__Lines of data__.

(begin)

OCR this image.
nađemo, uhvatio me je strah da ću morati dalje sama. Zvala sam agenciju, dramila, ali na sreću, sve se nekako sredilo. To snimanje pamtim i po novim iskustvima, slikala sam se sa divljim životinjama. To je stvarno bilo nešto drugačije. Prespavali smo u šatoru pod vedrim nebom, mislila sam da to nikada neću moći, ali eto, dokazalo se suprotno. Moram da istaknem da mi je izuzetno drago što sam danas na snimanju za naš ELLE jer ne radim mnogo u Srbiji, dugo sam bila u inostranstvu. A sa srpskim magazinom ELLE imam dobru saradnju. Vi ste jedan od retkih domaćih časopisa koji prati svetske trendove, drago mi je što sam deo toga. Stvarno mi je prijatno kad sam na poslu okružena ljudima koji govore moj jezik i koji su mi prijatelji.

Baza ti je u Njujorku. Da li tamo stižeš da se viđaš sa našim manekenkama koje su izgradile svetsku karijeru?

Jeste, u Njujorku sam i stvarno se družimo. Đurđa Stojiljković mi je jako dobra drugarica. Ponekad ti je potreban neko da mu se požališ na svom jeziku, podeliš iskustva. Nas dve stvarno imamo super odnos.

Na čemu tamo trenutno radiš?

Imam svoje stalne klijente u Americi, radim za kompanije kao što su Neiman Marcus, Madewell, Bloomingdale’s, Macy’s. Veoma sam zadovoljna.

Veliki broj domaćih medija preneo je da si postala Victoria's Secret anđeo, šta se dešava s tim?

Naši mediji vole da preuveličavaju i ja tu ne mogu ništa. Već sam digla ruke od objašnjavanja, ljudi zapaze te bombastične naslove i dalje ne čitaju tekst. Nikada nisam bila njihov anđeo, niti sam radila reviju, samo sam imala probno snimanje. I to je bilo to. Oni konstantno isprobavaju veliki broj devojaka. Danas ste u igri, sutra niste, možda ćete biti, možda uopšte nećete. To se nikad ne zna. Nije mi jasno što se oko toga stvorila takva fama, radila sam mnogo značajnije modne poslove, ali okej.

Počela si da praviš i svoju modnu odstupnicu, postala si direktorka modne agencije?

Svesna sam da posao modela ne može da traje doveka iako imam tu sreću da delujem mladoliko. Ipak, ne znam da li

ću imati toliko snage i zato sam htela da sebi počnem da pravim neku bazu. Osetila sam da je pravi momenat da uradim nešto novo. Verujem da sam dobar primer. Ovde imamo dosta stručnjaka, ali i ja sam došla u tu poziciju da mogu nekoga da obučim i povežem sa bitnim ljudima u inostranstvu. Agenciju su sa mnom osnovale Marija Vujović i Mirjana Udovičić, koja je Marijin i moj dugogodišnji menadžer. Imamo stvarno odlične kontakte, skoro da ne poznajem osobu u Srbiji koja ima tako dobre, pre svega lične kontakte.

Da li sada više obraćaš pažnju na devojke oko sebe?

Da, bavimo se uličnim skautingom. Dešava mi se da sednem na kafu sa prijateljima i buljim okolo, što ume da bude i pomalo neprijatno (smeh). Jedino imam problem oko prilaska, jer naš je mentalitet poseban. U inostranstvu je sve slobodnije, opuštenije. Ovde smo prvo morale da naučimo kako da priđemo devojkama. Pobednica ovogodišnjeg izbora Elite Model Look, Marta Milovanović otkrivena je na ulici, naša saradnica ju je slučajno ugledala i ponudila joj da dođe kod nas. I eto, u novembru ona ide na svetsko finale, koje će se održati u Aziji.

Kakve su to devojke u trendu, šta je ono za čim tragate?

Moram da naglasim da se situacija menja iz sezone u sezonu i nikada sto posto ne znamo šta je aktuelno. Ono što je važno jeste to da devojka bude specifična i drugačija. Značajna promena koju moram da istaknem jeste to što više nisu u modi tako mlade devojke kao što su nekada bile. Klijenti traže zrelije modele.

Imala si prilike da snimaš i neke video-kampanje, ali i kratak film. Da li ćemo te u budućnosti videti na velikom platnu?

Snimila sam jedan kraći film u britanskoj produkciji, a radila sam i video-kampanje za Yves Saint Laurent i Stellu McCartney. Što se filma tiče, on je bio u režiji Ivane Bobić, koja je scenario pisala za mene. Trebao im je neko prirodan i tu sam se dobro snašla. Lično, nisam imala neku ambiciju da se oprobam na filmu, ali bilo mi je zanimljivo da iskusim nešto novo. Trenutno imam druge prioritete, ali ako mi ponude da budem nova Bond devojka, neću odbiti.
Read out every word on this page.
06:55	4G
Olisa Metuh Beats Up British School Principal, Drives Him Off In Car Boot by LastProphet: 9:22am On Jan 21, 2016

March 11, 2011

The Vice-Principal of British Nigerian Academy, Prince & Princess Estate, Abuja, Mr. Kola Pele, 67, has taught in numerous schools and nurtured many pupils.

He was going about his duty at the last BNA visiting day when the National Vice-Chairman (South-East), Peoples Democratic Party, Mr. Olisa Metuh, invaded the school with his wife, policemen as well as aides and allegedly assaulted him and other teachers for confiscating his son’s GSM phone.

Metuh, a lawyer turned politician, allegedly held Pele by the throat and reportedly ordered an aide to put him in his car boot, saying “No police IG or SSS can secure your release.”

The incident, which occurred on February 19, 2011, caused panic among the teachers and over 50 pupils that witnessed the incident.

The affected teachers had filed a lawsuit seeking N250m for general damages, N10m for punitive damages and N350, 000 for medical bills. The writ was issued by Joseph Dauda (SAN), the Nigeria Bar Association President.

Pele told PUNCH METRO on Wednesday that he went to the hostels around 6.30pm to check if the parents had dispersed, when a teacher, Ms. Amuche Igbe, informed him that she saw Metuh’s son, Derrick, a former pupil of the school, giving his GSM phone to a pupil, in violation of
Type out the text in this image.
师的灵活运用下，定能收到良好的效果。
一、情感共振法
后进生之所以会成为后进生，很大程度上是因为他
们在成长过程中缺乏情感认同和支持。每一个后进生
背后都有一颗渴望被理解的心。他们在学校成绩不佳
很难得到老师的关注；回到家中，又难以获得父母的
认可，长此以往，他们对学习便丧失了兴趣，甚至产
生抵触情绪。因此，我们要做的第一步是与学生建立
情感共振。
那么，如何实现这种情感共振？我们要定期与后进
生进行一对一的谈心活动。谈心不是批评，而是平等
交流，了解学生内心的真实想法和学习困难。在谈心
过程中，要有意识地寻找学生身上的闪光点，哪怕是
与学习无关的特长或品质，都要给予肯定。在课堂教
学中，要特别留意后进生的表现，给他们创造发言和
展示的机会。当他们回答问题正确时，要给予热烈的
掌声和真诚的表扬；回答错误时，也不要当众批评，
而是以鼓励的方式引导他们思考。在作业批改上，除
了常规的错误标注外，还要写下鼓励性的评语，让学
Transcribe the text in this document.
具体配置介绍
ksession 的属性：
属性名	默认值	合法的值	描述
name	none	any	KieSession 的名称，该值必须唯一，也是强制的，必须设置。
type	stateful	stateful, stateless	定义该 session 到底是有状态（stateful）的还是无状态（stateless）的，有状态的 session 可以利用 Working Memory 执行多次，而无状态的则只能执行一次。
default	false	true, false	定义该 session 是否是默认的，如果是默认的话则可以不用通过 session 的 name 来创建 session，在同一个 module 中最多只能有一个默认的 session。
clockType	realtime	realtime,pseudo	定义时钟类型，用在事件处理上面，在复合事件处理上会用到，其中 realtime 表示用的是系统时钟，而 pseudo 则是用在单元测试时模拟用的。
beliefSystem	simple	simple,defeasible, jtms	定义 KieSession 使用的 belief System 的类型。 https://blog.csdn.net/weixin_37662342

(end)

__WORK INSTRUCTIONS__.
Repeat exactly, and only, the lines from the line with "Type out the text in this image." through the end of the listing above, both ends included.

__SOLUTION FOR THIS TASK__.
Type out the text in this image.
师的灵活运用下，定能收到良好的效果。
一、情感共振法
后进生之所以会成为后进生，很大程度上是因为他
们在成长过程中缺乏情感认同和支持。每一个后进生
背后都有一颗渴望被理解的心。他们在学校成绩不佳
很难得到老师的关注；回到家中，又难以获得父母的
认可，长此以往，他们对学习便丧失了兴趣，甚至产
生抵触情绪。因此，我们要做的第一步是与学生建立
情感共振。
那么，如何实现这种情感共振？我们要定期与后进
生进行一对一的谈心活动。谈心不是批评，而是平等
交流，了解学生内心的真实想法和学习困难。在谈心
过程中，要有意识地寻找学生身上的闪光点，哪怕是
与学习无关的特长或品质，都要给予肯定。在课堂教
学中，要特别留意后进生的表现，给他们创造发言和
展示的机会。当他们回答问题正确时，要给予热烈的
掌声和真诚的表扬；回答错误时，也不要当众批评，
而是以鼓励的方式引导他们思考。在作业批改上，除
了常规的错误标注外，还要写下鼓励性的评语，让学
Transcribe the text in this document.
具体配置介绍
ksession 的属性：
属性名	默认值	合法的值	描述
name	none	any	KieSession 的名称，该值必须唯一，也是强制的，必须设置。
type	stateful	stateful, stateless	定义该 session 到底是有状态（stateful）的还是无状态（stateless）的，有状态的 session 可以利用 Working Memory 执行多次，而无状态的则只能执行一次。
default	false	true, false	定义该 session 是否是默认的，如果是默认的话则可以不用通过 session 的 name 来创建 session，在同一个 module 中最多只能有一个默认的 session。
clockType	realtime	realtime,pseudo	定义时钟类型，用在事件处理上面，在复合事件处理上会用到，其中 realtime 表示用的是系统时钟，而 pseudo 则是用在单元测试时模拟用的。
beliefSystem	simple	simple,defeasible, jtms	定义 KieSession 使用的 belief System 的类型。 https://blog.csdn.net/weixin_37662342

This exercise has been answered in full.